(Lines of data)
▼▼▼
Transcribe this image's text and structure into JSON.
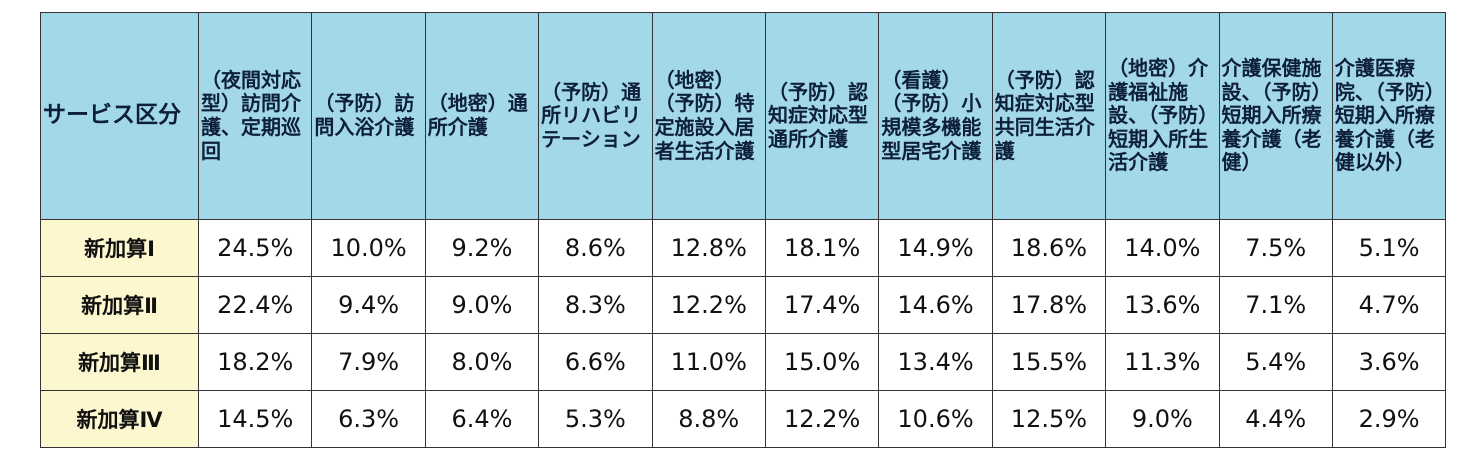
{
  "table": {
    "header": [
      "サービス区分",
      "（夜間対応型）訪問介護、定期巡回",
      "（予防）訪問入浴介護",
      "（地密）通所介護",
      "（予防）通所リハビリテーション",
      "（地密）（予防）特定施設入居者生活介護",
      "（予防）認知症対応型通所介護",
      "（看護）（予防）小規模多機能型居宅介護",
      "（予防）認知症対応型共同生活介護",
      "（地密）介護福祉施設、（予防）短期入所生活介護",
      "介護保健施設、（予防）短期入所療養介護（老健）",
      "介護医療院、（予防）短期入所療養介護（老健以外）"
    ],
    "rows": [
      [
        "新加算Ⅰ",
        "24.5%",
        "10.0%",
        "9.2%",
        "8.6%",
        "12.8%",
        "18.1%",
        "14.9%",
        "18.6%",
        "14.0%",
        "7.5%",
        "5.1%"
      ],
      [
        "新加算Ⅱ",
        "22.4%",
        "9.4%",
        "9.0%",
        "8.3%",
        "12.2%",
        "17.4%",
        "14.6%",
        "17.8%",
        "13.6%",
        "7.1%",
        "4.7%"
      ],
      [
        "新加算Ⅲ",
        "18.2%",
        "7.9%",
        "8.0%",
        "6.6%",
        "11.0%",
        "15.0%",
        "13.4%",
        "15.5%",
        "11.3%",
        "5.4%",
        "3.6%"
      ],
      [
        "新加算Ⅳ",
        "14.5%",
        "6.3%",
        "6.4%",
        "5.3%",
        "8.8%",
        "12.2%",
        "10.6%",
        "12.5%",
        "9.0%",
        "4.4%",
        "2.9%"
      ]
    ]
  }
}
▲▲▲
__AIM OF THE TASK__. Only the number is needed here: how many lines of the records contain "短期入所療養介護"?

__FINISHED EXERCISE__. 2